[Saved entries]
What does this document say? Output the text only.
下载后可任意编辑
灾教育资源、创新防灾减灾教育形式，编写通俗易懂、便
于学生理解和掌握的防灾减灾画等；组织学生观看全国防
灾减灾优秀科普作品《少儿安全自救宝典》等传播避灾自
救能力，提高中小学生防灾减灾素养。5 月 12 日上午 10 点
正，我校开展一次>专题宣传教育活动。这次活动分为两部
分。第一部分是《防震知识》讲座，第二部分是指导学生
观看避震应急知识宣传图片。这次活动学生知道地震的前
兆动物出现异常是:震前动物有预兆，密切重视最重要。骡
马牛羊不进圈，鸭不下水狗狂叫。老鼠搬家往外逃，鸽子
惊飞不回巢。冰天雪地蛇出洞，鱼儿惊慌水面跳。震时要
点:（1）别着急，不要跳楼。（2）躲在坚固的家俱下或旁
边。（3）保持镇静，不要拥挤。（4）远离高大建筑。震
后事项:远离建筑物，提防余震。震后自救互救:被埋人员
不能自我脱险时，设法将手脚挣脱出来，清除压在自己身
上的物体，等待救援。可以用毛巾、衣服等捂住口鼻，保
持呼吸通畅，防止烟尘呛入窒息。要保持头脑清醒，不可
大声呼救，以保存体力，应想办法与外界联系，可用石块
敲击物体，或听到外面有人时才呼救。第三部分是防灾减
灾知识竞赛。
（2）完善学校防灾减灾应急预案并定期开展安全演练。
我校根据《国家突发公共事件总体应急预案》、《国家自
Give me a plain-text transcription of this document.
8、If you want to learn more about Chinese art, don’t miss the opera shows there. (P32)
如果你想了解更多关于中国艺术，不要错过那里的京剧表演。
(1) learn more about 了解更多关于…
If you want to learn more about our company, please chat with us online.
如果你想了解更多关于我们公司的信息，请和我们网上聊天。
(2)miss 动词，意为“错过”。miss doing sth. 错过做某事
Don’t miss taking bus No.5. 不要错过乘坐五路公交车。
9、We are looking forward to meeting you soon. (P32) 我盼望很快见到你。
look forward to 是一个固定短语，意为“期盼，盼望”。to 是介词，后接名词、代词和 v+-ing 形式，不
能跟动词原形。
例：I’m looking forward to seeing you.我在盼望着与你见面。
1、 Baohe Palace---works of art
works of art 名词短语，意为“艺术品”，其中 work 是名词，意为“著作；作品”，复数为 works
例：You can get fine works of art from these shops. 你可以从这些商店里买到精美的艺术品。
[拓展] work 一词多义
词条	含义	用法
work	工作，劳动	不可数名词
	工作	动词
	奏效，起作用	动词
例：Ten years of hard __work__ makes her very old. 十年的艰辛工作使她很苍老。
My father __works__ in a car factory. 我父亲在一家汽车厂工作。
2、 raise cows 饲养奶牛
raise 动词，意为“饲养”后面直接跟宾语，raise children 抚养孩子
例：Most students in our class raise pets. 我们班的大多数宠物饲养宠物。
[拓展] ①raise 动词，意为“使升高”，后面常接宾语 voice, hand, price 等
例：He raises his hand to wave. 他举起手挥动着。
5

**WHAT TO PRODUCE**
Every line from the one holding "Give me a plain-text" through the final line of the listing must be echoed exactly; leave out all other lines.

**EXERCISE RESULT**
Give me a plain-text transcription of this document.
8、If you want to learn more about Chinese art, don’t miss the opera shows there. (P32)
如果你想了解更多关于中国艺术，不要错过那里的京剧表演。
(1) learn more about 了解更多关于…
If you want to learn more about our company, please chat with us online.
如果你想了解更多关于我们公司的信息，请和我们网上聊天。
(2)miss 动词，意为“错过”。miss doing sth. 错过做某事
Don’t miss taking bus No.5. 不要错过乘坐五路公交车。
9、We are looking forward to meeting you soon. (P32) 我盼望很快见到你。
look forward to 是一个固定短语，意为“期盼，盼望”。to 是介词，后接名词、代词和 v+-ing 形式，不
能跟动词原形。
例：I’m looking forward to seeing you.我在盼望着与你见面。
1、 Baohe Palace---works of art
works of art 名词短语，意为“艺术品”，其中 work 是名词，意为“著作；作品”，复数为 works
例：You can get fine works of art from these shops. 你可以从这些商店里买到精美的艺术品。
[拓展] work 一词多义
词条	含义	用法
work	工作，劳动	不可数名词
	工作	动词
	奏效，起作用	动词
例：Ten years of hard __work__ makes her very old. 十年的艰辛工作使她很苍老。
My father __works__ in a car factory. 我父亲在一家汽车厂工作。
2、 raise cows 饲养奶牛
raise 动词，意为“饲养”后面直接跟宾语，raise children 抚养孩子
例：Most students in our class raise pets. 我们班的大多数宠物饲养宠物。
[拓展] ①raise 动词，意为“使升高”，后面常接宾语 voice, hand, price 等
例：He raises his hand to wave. 他举起手挥动着。
5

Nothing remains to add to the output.